RECORD LIST:

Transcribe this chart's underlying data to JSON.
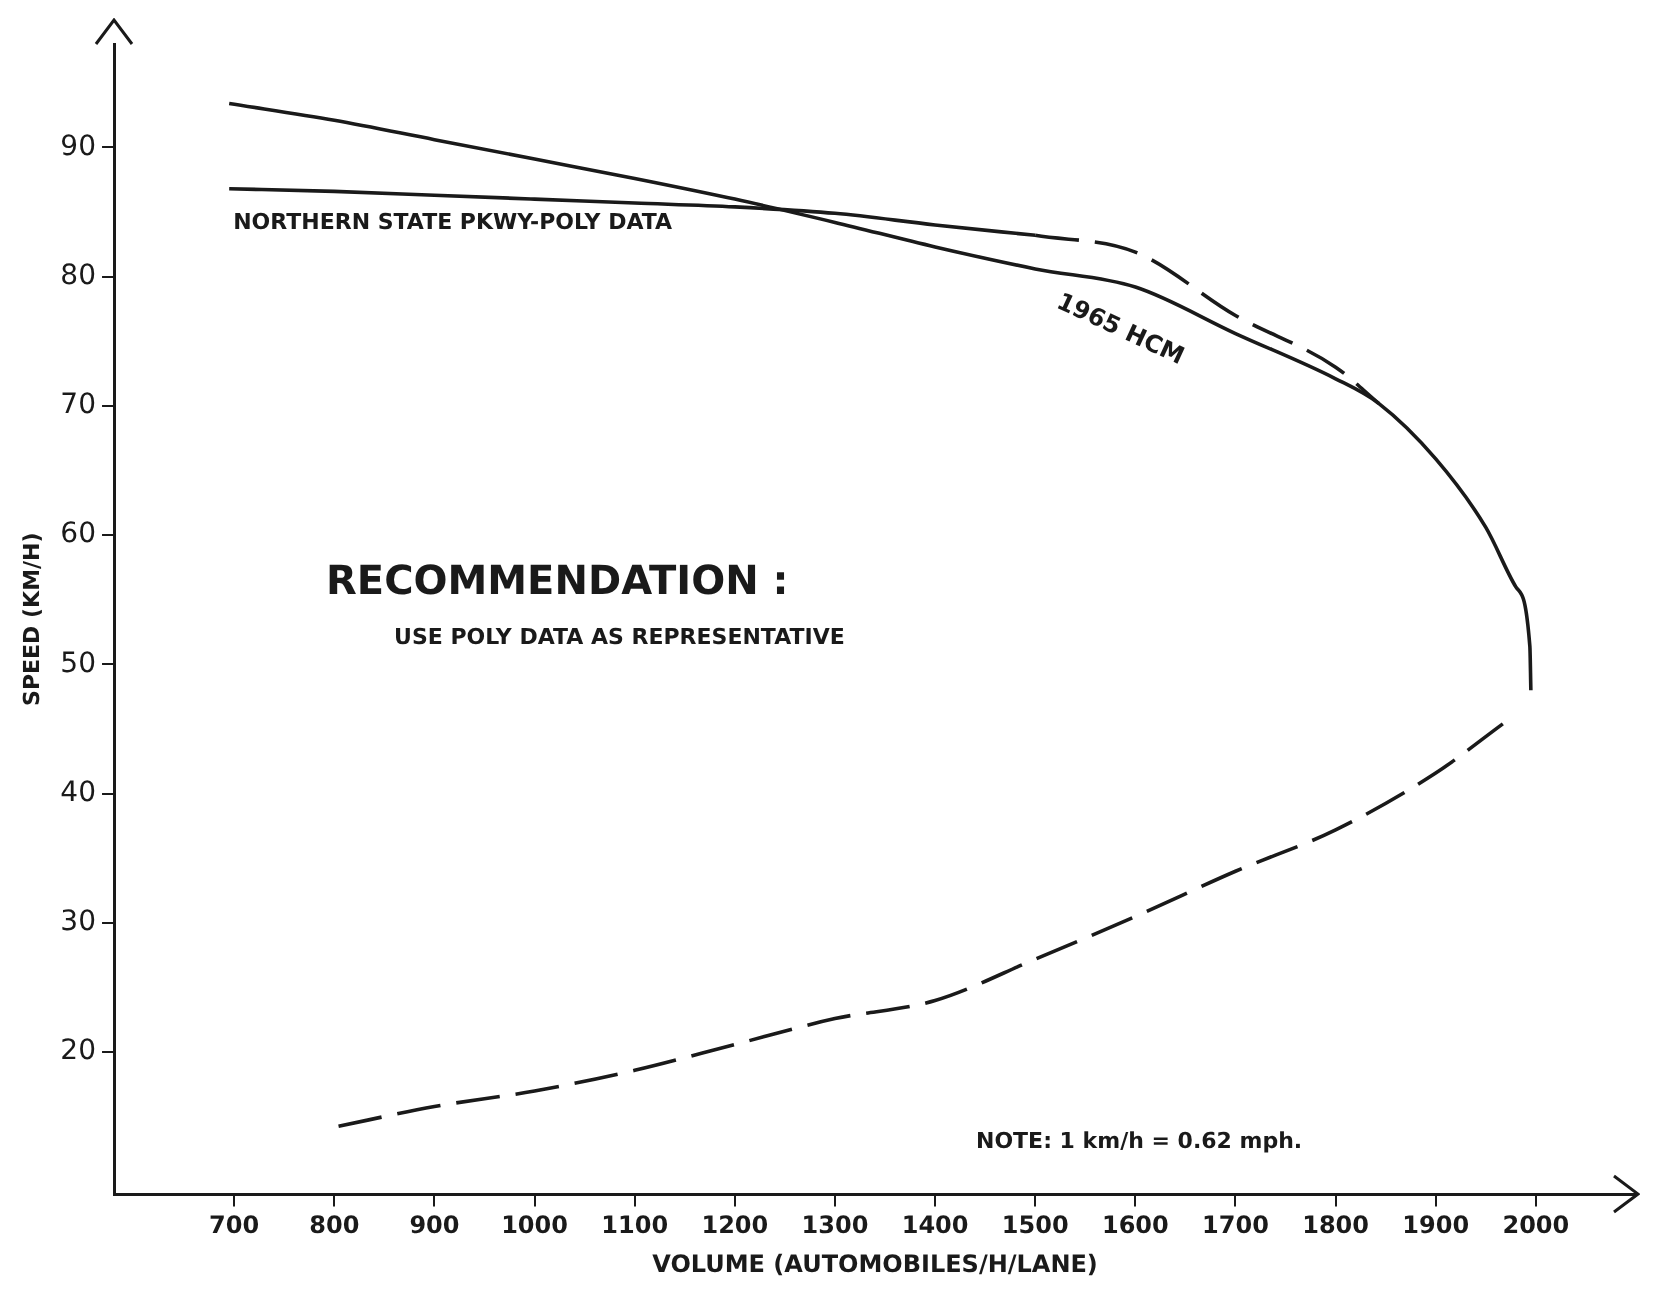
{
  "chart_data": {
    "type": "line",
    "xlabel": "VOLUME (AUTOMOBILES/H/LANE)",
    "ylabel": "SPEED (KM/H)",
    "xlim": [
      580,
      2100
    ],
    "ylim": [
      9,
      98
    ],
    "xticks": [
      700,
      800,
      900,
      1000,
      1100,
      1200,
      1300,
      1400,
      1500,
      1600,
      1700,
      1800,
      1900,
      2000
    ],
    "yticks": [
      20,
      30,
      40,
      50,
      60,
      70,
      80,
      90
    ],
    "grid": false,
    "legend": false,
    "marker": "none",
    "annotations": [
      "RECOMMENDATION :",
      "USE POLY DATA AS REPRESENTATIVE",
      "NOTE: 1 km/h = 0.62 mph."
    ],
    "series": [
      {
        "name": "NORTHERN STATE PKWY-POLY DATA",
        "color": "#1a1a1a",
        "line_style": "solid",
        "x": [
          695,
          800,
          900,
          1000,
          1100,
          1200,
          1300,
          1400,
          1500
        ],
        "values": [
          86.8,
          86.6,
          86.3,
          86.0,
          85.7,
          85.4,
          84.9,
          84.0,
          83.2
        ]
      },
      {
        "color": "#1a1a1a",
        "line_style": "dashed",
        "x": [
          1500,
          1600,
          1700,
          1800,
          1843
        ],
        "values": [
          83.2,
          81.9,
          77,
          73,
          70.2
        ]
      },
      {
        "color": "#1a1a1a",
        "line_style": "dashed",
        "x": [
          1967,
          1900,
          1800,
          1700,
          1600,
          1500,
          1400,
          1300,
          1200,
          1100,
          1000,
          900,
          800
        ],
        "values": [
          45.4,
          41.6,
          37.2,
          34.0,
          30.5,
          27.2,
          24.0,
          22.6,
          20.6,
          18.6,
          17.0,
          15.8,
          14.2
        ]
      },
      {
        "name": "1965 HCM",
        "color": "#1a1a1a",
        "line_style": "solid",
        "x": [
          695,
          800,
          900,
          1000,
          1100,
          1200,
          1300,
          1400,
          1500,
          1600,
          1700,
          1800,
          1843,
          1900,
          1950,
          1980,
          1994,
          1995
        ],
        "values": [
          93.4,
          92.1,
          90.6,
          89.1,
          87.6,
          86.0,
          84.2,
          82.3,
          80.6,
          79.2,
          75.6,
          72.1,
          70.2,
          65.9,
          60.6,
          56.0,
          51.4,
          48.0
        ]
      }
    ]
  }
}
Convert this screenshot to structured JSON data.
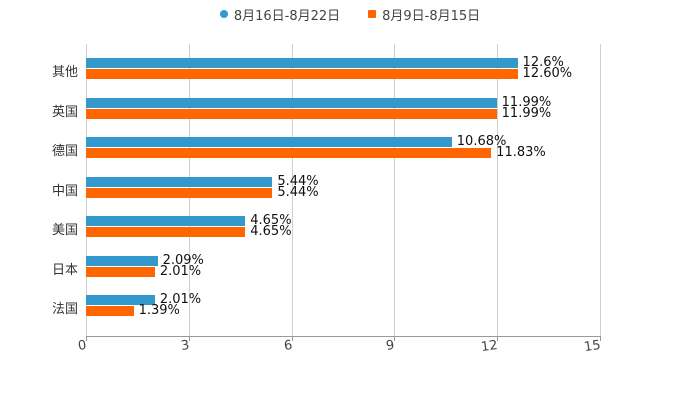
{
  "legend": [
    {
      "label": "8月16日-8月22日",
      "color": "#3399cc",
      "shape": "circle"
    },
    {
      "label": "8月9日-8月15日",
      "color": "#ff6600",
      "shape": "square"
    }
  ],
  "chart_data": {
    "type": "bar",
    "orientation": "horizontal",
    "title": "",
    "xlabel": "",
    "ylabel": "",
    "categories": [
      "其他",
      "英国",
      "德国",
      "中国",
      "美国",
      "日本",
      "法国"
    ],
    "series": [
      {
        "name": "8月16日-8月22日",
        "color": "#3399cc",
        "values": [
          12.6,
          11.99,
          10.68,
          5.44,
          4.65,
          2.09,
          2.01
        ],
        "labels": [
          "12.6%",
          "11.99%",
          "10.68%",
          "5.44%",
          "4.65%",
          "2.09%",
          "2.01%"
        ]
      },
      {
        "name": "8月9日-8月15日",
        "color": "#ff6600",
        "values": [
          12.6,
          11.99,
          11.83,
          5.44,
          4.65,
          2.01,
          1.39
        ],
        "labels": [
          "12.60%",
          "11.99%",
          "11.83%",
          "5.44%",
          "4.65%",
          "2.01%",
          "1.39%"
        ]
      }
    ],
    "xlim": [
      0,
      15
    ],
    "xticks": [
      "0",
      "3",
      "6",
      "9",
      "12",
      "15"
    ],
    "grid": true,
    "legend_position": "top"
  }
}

YOUR GOAL:
Print each line of the material above exactly, with the pictures removed from your copy.

ANSWER TO THE PROBLEM:
Transcribe this chart's underlying data to JSON.
{
  "chart_data": {
    "type": "line",
    "xlabel": "VOLUME (AUTOMOBILES/H/LANE)",
    "ylabel": "SPEED (KM/H)",
    "xlim": [
      580,
      2100
    ],
    "ylim": [
      9,
      98
    ],
    "xticks": [
      700,
      800,
      900,
      1000,
      1100,
      1200,
      1300,
      1400,
      1500,
      1600,
      1700,
      1800,
      1900,
      2000
    ],
    "yticks": [
      20,
      30,
      40,
      50,
      60,
      70,
      80,
      90
    ],
    "grid": false,
    "legend": false,
    "marker": "none",
    "annotations": [
      "RECOMMENDATION :",
      "USE POLY DATA AS REPRESENTATIVE",
      "NOTE: 1 km/h = 0.62 mph."
    ],
    "series": [
      {
        "name": "NORTHERN STATE PKWY-POLY DATA",
        "color": "#1a1a1a",
        "line_style": "solid",
        "x": [
          695,
          800,
          900,
          1000,
          1100,
          1200,
          1300,
          1400,
          1500
        ],
        "values": [
          86.8,
          86.6,
          86.3,
          86.0,
          85.7,
          85.4,
          84.9,
          84.0,
          83.2
        ]
      },
      {
        "color": "#1a1a1a",
        "line_style": "dashed",
        "x": [
          1500,
          1600,
          1700,
          1800,
          1843
        ],
        "values": [
          83.2,
          81.9,
          77,
          73,
          70.2
        ]
      },
      {
        "color": "#1a1a1a",
        "line_style": "dashed",
        "x": [
          1967,
          1900,
          1800,
          1700,
          1600,
          1500,
          1400,
          1300,
          1200,
          1100,
          1000,
          900,
          800
        ],
        "values": [
          45.4,
          41.6,
          37.2,
          34.0,
          30.5,
          27.2,
          24.0,
          22.6,
          20.6,
          18.6,
          17.0,
          15.8,
          14.2
        ]
      },
      {
        "name": "1965 HCM",
        "color": "#1a1a1a",
        "line_style": "solid",
        "x": [
          695,
          800,
          900,
          1000,
          1100,
          1200,
          1300,
          1400,
          1500,
          1600,
          1700,
          1800,
          1843,
          1900,
          1950,
          1980,
          1994,
          1995
        ],
        "values": [
          93.4,
          92.1,
          90.6,
          89.1,
          87.6,
          86.0,
          84.2,
          82.3,
          80.6,
          79.2,
          75.6,
          72.1,
          70.2,
          65.9,
          60.6,
          56.0,
          51.4,
          48.0
        ]
      }
    ]
  }
}
Convert this screenshot to structured JSON data.
{
  "legend": [
    {
      "label": "8月16日-8月22日",
      "color": "#3399cc",
      "shape": "circle"
    },
    {
      "label": "8月9日-8月15日",
      "color": "#ff6600",
      "shape": "square"
    }
  ],
  "chart_data": {
    "type": "bar",
    "orientation": "horizontal",
    "title": "",
    "xlabel": "",
    "ylabel": "",
    "categories": [
      "其他",
      "英国",
      "德国",
      "中国",
      "美国",
      "日本",
      "法国"
    ],
    "series": [
      {
        "name": "8月16日-8月22日",
        "color": "#3399cc",
        "values": [
          12.6,
          11.99,
          10.68,
          5.44,
          4.65,
          2.09,
          2.01
        ],
        "labels": [
          "12.6%",
          "11.99%",
          "10.68%",
          "5.44%",
          "4.65%",
          "2.09%",
          "2.01%"
        ]
      },
      {
        "name": "8月9日-8月15日",
        "color": "#ff6600",
        "values": [
          12.6,
          11.99,
          11.83,
          5.44,
          4.65,
          2.01,
          1.39
        ],
        "labels": [
          "12.60%",
          "11.99%",
          "11.83%",
          "5.44%",
          "4.65%",
          "2.01%",
          "1.39%"
        ]
      }
    ],
    "xlim": [
      0,
      15
    ],
    "xticks": [
      "0",
      "3",
      "6",
      "9",
      "12",
      "15"
    ],
    "grid": true,
    "legend_position": "top"
  }
}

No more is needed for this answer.